Directions: What follows is a listing; give it again exactly, in its entirety.
# start of Information shown
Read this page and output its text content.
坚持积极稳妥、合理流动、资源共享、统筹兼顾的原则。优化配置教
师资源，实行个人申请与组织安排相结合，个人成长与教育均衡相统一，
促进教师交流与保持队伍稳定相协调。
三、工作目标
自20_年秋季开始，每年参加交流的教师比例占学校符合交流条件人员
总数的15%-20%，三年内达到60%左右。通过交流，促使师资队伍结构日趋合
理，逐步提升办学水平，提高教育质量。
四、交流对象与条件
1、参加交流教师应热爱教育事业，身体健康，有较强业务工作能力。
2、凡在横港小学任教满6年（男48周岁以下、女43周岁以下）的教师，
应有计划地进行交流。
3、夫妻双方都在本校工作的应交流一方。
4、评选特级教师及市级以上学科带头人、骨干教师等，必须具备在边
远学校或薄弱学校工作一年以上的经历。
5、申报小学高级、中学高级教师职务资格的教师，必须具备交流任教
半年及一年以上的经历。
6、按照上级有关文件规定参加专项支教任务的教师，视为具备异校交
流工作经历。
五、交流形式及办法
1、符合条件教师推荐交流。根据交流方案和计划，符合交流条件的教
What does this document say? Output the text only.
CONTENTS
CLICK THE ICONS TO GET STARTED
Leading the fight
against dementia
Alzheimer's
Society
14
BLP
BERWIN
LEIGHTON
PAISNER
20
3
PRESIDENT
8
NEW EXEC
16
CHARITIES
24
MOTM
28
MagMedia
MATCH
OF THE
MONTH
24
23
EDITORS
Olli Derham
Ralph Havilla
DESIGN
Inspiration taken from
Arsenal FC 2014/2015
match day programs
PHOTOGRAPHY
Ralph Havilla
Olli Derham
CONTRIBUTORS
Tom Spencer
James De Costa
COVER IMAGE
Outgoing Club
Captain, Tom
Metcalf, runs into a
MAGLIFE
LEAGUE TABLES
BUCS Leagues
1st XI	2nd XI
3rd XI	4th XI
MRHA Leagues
# end of Information shown
Answer to the exercise:
Read this page and output its text content.
坚持积极稳妥、合理流动、资源共享、统筹兼顾的原则。优化配置教
师资源，实行个人申请与组织安排相结合，个人成长与教育均衡相统一，
促进教师交流与保持队伍稳定相协调。
三、工作目标
自20_年秋季开始，每年参加交流的教师比例占学校符合交流条件人员
总数的15%-20%，三年内达到60%左右。通过交流，促使师资队伍结构日趋合
理，逐步提升办学水平，提高教育质量。
四、交流对象与条件
1、参加交流教师应热爱教育事业，身体健康，有较强业务工作能力。
2、凡在横港小学任教满6年（男48周岁以下、女43周岁以下）的教师，
应有计划地进行交流。
3、夫妻双方都在本校工作的应交流一方。
4、评选特级教师及市级以上学科带头人、骨干教师等，必须具备在边
远学校或薄弱学校工作一年以上的经历。
5、申报小学高级、中学高级教师职务资格的教师，必须具备交流任教
半年及一年以上的经历。
6、按照上级有关文件规定参加专项支教任务的教师，视为具备异校交
流工作经历。
五、交流形式及办法
1、符合条件教师推荐交流。根据交流方案和计划，符合交流条件的教
What does this document say? Output the text only.
CONTENTS
CLICK THE ICONS TO GET STARTED
Leading the fight
against dementia
Alzheimer's
Society
14
BLP
BERWIN
LEIGHTON
PAISNER
20
3
PRESIDENT
8
NEW EXEC
16
CHARITIES
24
MOTM
28
MagMedia
MATCH
OF THE
MONTH
24
23
EDITORS
Olli Derham
Ralph Havilla
DESIGN
Inspiration taken from
Arsenal FC 2014/2015
match day programs
PHOTOGRAPHY
Ralph Havilla
Olli Derham
CONTRIBUTORS
Tom Spencer
James De Costa
COVER IMAGE
Outgoing Club
Captain, Tom
Metcalf, runs into a
MAGLIFE
LEAGUE TABLES
BUCS Leagues
1st XI	2nd XI
3rd XI	4th XI
MRHA Leagues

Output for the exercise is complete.